• [DIRECTIONS FOR THIS TASK]:
Without skipping anything, write out each record below exactly.

----- MATERIAL SUPPLIED -----

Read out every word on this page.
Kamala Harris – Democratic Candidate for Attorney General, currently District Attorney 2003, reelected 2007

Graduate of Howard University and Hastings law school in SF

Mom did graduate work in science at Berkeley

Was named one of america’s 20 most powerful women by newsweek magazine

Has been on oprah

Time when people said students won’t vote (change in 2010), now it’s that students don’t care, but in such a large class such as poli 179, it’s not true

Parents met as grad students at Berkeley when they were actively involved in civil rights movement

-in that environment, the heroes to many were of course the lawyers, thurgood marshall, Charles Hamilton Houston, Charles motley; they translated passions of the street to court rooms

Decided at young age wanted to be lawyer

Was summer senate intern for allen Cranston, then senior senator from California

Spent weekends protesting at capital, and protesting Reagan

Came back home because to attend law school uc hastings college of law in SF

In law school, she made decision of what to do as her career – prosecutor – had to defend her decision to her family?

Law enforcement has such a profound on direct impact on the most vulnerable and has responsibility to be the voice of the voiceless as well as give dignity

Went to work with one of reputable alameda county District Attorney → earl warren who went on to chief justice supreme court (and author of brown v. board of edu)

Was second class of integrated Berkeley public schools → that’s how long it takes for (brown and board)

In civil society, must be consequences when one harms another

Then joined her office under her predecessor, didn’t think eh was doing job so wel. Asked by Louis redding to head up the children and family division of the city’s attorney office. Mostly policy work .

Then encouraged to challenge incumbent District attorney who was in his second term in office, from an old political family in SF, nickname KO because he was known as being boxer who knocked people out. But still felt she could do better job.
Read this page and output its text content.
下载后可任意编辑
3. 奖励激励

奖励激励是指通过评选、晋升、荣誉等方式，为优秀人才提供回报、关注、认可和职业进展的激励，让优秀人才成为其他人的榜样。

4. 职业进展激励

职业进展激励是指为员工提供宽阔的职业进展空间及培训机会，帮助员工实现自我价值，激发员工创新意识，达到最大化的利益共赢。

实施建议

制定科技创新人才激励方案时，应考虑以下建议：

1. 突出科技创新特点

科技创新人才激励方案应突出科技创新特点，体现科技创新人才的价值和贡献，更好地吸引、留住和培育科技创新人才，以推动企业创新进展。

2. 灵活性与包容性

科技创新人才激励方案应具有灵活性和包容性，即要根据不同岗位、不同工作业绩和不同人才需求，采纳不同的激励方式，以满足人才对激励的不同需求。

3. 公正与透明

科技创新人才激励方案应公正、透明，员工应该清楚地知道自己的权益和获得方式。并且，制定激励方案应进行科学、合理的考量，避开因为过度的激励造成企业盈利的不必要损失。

-----

• [RESPONSE]:
Read out every word on this page.
Kamala Harris – Democratic Candidate for Attorney General, currently District Attorney 2003, reelected 2007

Graduate of Howard University and Hastings law school in SF

Mom did graduate work in science at Berkeley

Was named one of america’s 20 most powerful women by newsweek magazine

Has been on oprah

Time when people said students won’t vote (change in 2010), now it’s that students don’t care, but in such a large class such as poli 179, it’s not true

Parents met as grad students at Berkeley when they were actively involved in civil rights movement

-in that environment, the heroes to many were of course the lawyers, thurgood marshall, Charles Hamilton Houston, Charles motley; they translated passions of the street to court rooms

Decided at young age wanted to be lawyer

Was summer senate intern for allen Cranston, then senior senator from California

Spent weekends protesting at capital, and protesting Reagan

Came back home because to attend law school uc hastings college of law in SF

In law school, she made decision of what to do as her career – prosecutor – had to defend her decision to her family?

Law enforcement has such a profound on direct impact on the most vulnerable and has responsibility to be the voice of the voiceless as well as give dignity

Went to work with one of reputable alameda county District Attorney → earl warren who went on to chief justice supreme court (and author of brown v. board of edu)

Was second class of integrated Berkeley public schools → that’s how long it takes for (brown and board)

In civil society, must be consequences when one harms another

Then joined her office under her predecessor, didn’t think eh was doing job so wel. Asked by Louis redding to head up the children and family division of the city’s attorney office. Mostly policy work .

Then encouraged to challenge incumbent District attorney who was in his second term in office, from an old political family in SF, nickname KO because he was known as being boxer who knocked people out. But still felt she could do better job.
Read this page and output its text content.
下载后可任意编辑
3. 奖励激励

奖励激励是指通过评选、晋升、荣誉等方式，为优秀人才提供回报、关注、认可和职业进展的激励，让优秀人才成为其他人的榜样。

4. 职业进展激励

职业进展激励是指为员工提供宽阔的职业进展空间及培训机会，帮助员工实现自我价值，激发员工创新意识，达到最大化的利益共赢。

实施建议

制定科技创新人才激励方案时，应考虑以下建议：

1. 突出科技创新特点

科技创新人才激励方案应突出科技创新特点，体现科技创新人才的价值和贡献，更好地吸引、留住和培育科技创新人才，以推动企业创新进展。

2. 灵活性与包容性

科技创新人才激励方案应具有灵活性和包容性，即要根据不同岗位、不同工作业绩和不同人才需求，采纳不同的激励方式，以满足人才对激励的不同需求。

3. 公正与透明

科技创新人才激励方案应公正、透明，员工应该清楚地知道自己的权益和获得方式。并且，制定激励方案应进行科学、合理的考量，避开因为过度的激励造成企业盈利的不必要损失。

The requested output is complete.